◆ WORK REQUIRED ◆
Gather the lines from the material that contain "this".
***** TASK INPUTS *****
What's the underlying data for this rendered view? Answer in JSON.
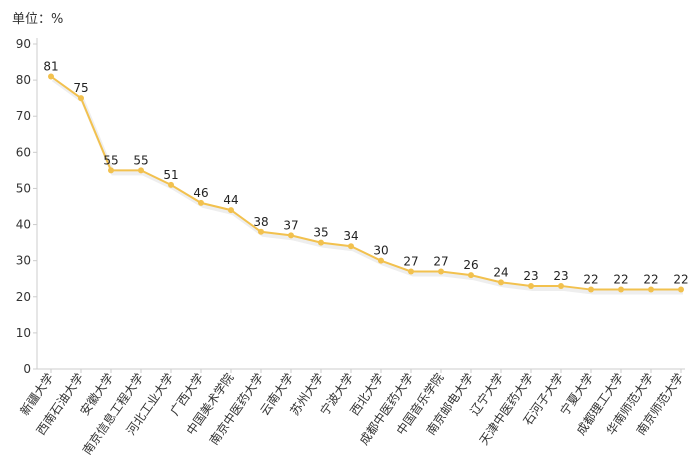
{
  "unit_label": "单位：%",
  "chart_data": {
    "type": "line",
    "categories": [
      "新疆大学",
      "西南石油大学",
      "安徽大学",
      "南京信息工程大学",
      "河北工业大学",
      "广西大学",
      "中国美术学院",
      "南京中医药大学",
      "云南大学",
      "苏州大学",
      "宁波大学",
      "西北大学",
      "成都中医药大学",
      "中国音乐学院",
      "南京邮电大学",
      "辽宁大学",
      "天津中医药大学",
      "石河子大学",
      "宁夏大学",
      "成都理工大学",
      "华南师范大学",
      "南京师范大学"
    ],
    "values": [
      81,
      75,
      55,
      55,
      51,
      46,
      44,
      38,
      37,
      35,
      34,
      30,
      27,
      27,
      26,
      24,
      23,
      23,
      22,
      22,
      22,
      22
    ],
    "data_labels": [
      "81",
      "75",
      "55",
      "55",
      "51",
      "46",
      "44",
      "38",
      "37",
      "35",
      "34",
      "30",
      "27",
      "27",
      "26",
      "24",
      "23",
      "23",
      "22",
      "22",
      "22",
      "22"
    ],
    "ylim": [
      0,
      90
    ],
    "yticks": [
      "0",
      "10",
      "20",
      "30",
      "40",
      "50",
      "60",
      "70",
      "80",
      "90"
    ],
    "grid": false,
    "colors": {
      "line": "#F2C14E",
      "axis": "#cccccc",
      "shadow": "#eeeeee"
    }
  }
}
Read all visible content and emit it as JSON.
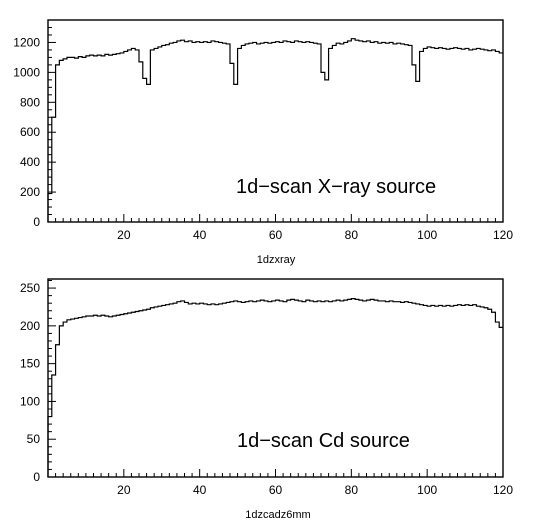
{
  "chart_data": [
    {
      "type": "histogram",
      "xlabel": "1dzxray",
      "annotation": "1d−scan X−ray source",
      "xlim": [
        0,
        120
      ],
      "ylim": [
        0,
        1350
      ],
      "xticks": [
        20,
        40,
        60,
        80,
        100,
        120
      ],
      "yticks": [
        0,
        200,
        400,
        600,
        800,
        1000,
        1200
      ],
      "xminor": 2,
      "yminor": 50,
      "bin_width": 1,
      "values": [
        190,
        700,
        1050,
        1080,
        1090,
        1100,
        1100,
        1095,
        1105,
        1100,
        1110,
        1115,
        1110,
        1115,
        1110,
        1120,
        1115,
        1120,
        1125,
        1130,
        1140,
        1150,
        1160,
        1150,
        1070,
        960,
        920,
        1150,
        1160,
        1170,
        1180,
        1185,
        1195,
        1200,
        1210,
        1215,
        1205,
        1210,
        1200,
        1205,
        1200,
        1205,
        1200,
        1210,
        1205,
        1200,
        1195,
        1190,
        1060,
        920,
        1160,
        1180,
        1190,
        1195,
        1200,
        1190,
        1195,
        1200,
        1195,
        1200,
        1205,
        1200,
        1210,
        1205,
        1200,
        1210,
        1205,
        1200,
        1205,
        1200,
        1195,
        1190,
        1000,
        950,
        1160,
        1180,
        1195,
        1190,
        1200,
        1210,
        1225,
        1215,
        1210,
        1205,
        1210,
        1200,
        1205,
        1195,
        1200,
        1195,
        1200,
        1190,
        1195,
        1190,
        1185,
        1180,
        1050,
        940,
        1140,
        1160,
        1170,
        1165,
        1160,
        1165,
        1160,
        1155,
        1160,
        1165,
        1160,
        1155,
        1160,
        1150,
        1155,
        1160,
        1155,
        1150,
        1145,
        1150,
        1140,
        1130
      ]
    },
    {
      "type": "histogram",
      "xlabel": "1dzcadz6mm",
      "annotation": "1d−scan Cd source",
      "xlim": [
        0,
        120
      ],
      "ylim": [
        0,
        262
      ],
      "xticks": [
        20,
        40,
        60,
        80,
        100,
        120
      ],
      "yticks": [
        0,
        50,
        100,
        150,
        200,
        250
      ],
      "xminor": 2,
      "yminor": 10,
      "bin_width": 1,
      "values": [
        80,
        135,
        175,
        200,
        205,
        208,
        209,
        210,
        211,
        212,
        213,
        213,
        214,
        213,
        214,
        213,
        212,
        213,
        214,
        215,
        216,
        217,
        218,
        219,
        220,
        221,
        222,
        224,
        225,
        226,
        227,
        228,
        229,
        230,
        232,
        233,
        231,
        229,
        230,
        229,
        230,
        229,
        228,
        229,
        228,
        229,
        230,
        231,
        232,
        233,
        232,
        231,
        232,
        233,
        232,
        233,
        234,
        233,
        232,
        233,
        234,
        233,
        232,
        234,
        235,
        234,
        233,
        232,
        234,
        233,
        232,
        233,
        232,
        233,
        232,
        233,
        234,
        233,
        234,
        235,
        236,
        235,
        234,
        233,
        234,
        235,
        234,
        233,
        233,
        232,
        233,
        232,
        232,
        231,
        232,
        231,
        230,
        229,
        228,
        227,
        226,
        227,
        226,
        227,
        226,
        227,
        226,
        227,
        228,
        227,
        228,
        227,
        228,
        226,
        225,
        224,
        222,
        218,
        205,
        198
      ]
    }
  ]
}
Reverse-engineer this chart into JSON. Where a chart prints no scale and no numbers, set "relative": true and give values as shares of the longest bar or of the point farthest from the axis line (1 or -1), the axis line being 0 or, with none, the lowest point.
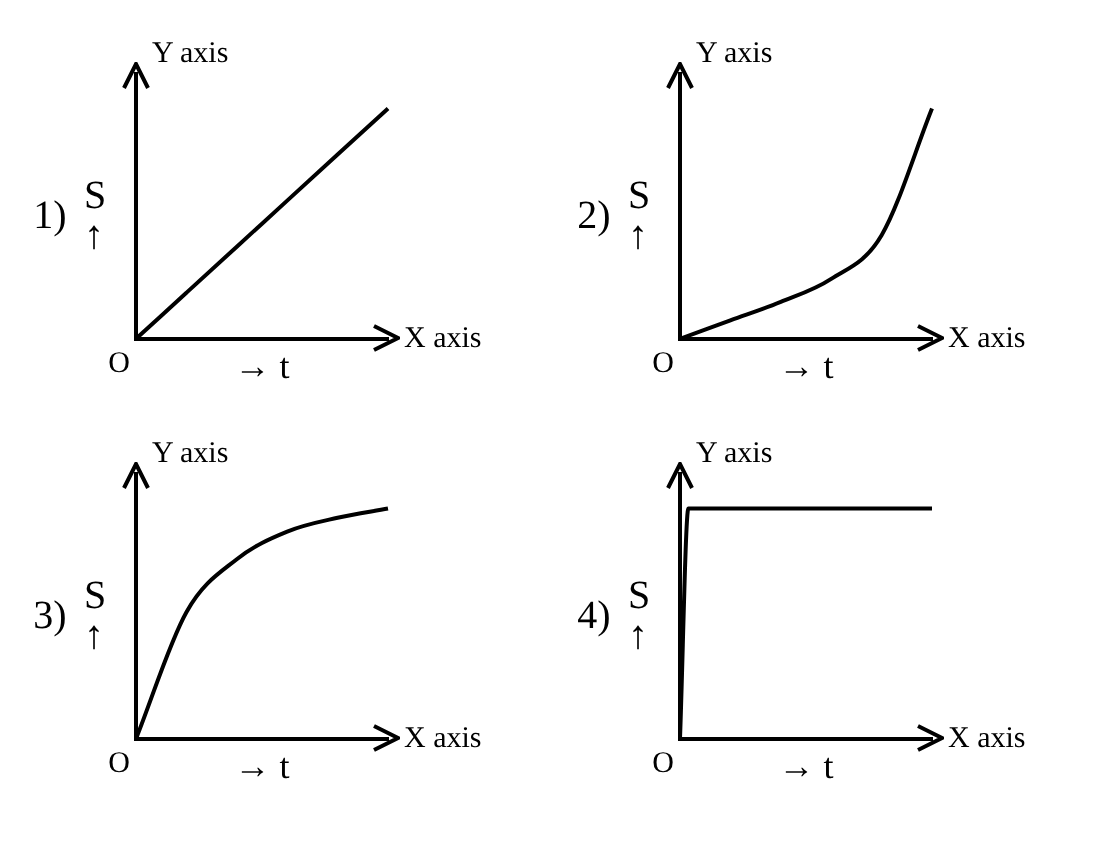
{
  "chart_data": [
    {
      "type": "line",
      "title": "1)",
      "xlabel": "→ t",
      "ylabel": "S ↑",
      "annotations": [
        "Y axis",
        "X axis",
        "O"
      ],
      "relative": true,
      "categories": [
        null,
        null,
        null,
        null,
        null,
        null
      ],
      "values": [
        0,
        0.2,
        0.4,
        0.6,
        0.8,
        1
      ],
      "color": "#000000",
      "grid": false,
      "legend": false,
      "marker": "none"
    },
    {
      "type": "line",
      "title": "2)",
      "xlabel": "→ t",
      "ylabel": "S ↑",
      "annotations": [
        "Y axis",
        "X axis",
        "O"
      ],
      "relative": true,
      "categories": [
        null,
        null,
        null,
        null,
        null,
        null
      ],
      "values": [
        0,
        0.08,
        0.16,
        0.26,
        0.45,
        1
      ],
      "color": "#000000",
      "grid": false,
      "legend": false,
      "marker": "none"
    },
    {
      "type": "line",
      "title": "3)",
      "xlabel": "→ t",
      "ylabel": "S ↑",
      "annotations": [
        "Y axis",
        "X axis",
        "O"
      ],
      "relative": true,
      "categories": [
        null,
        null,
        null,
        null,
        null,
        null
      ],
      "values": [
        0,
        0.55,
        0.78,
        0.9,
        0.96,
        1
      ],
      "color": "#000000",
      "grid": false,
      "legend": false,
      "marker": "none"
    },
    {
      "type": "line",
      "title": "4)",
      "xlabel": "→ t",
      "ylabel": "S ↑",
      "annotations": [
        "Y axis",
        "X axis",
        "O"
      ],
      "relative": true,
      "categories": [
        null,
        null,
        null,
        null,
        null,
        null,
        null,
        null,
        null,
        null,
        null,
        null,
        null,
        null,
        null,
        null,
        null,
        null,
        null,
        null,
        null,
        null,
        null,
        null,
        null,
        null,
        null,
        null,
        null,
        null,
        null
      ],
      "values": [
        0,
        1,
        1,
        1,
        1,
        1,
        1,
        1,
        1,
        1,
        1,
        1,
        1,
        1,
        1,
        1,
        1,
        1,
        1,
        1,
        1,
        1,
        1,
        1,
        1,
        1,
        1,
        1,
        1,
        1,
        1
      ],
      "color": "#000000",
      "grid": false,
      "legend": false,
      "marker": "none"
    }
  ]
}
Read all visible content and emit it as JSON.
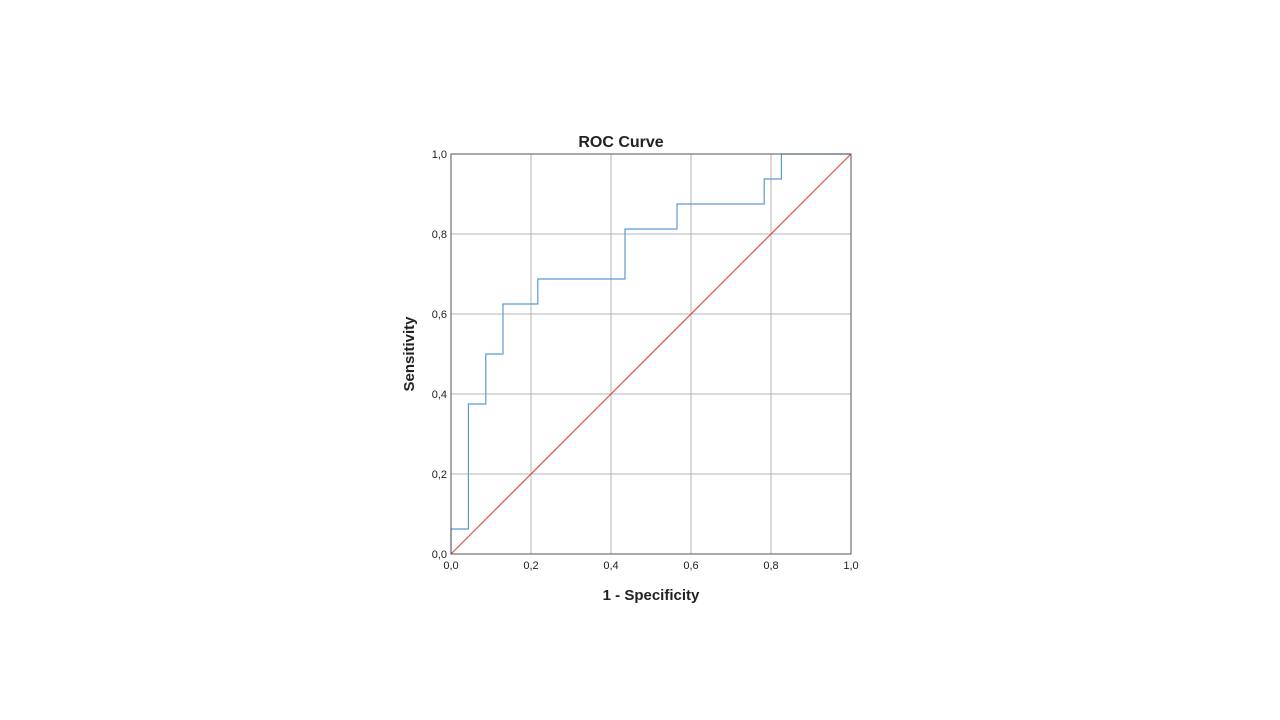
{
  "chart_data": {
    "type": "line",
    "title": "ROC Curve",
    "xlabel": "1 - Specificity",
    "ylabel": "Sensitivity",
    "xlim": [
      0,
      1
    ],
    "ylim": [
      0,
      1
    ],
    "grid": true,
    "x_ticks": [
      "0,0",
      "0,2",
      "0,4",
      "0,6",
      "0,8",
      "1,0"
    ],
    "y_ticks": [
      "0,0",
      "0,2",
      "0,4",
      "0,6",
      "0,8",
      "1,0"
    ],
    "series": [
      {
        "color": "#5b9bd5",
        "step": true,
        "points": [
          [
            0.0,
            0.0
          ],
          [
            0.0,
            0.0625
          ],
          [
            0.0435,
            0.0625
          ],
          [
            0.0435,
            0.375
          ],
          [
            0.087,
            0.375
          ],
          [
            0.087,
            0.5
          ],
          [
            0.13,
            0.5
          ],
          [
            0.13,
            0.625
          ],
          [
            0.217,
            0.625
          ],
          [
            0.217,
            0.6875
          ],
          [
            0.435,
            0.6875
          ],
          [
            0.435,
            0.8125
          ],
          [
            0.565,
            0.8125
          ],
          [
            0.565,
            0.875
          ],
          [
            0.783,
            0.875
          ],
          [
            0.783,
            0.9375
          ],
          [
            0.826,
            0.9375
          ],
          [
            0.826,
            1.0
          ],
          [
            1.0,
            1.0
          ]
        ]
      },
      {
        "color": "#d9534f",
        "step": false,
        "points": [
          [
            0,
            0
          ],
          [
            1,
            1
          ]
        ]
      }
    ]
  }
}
*****
◆ OUTPUT ◆
What's the underlying data for this rendered view? Answer in JSON.
Reverse-engineer this chart into JSON. Where a chart prints no scale and no numbers, set "relative": true and give values as shares of the longest bar or of the point farthest from the axis line (1 or -1), the axis line being 0 or, with none, the lowest point.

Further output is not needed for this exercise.